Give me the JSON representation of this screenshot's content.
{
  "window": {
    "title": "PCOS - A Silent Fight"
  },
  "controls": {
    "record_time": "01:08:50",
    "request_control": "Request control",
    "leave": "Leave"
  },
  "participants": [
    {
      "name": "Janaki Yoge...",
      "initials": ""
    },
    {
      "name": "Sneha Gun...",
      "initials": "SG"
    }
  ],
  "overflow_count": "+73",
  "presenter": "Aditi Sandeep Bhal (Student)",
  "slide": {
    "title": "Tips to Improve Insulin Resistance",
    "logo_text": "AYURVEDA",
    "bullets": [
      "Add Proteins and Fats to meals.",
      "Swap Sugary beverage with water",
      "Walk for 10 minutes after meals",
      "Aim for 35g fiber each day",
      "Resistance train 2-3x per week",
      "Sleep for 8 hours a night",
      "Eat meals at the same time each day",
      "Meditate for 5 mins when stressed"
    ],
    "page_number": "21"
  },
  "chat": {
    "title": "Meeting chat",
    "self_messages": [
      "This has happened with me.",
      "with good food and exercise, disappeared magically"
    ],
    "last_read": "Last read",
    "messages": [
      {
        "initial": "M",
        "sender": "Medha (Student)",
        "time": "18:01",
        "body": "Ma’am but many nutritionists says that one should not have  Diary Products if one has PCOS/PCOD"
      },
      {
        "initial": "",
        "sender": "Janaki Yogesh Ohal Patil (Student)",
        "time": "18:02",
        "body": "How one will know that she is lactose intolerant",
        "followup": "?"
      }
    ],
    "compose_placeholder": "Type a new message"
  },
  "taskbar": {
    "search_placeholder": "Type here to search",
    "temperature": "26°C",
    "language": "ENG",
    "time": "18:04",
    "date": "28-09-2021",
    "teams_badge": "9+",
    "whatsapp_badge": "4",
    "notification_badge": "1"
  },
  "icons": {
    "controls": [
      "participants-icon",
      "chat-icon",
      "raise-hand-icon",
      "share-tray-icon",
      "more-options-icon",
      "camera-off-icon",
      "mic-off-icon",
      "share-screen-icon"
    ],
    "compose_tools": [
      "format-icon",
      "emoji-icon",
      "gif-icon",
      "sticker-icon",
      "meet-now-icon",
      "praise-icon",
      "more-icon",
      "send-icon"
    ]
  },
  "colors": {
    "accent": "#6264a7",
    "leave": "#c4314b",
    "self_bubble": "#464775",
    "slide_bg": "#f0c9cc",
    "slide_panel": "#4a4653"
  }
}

****************

TRY IT: Copy all lines from the listing that contain "Janaki".

ANSWER TO THIS TASK:
      "name": "Janaki Yoge...",
        "sender": "Janaki Yogesh Ohal Patil (Student)",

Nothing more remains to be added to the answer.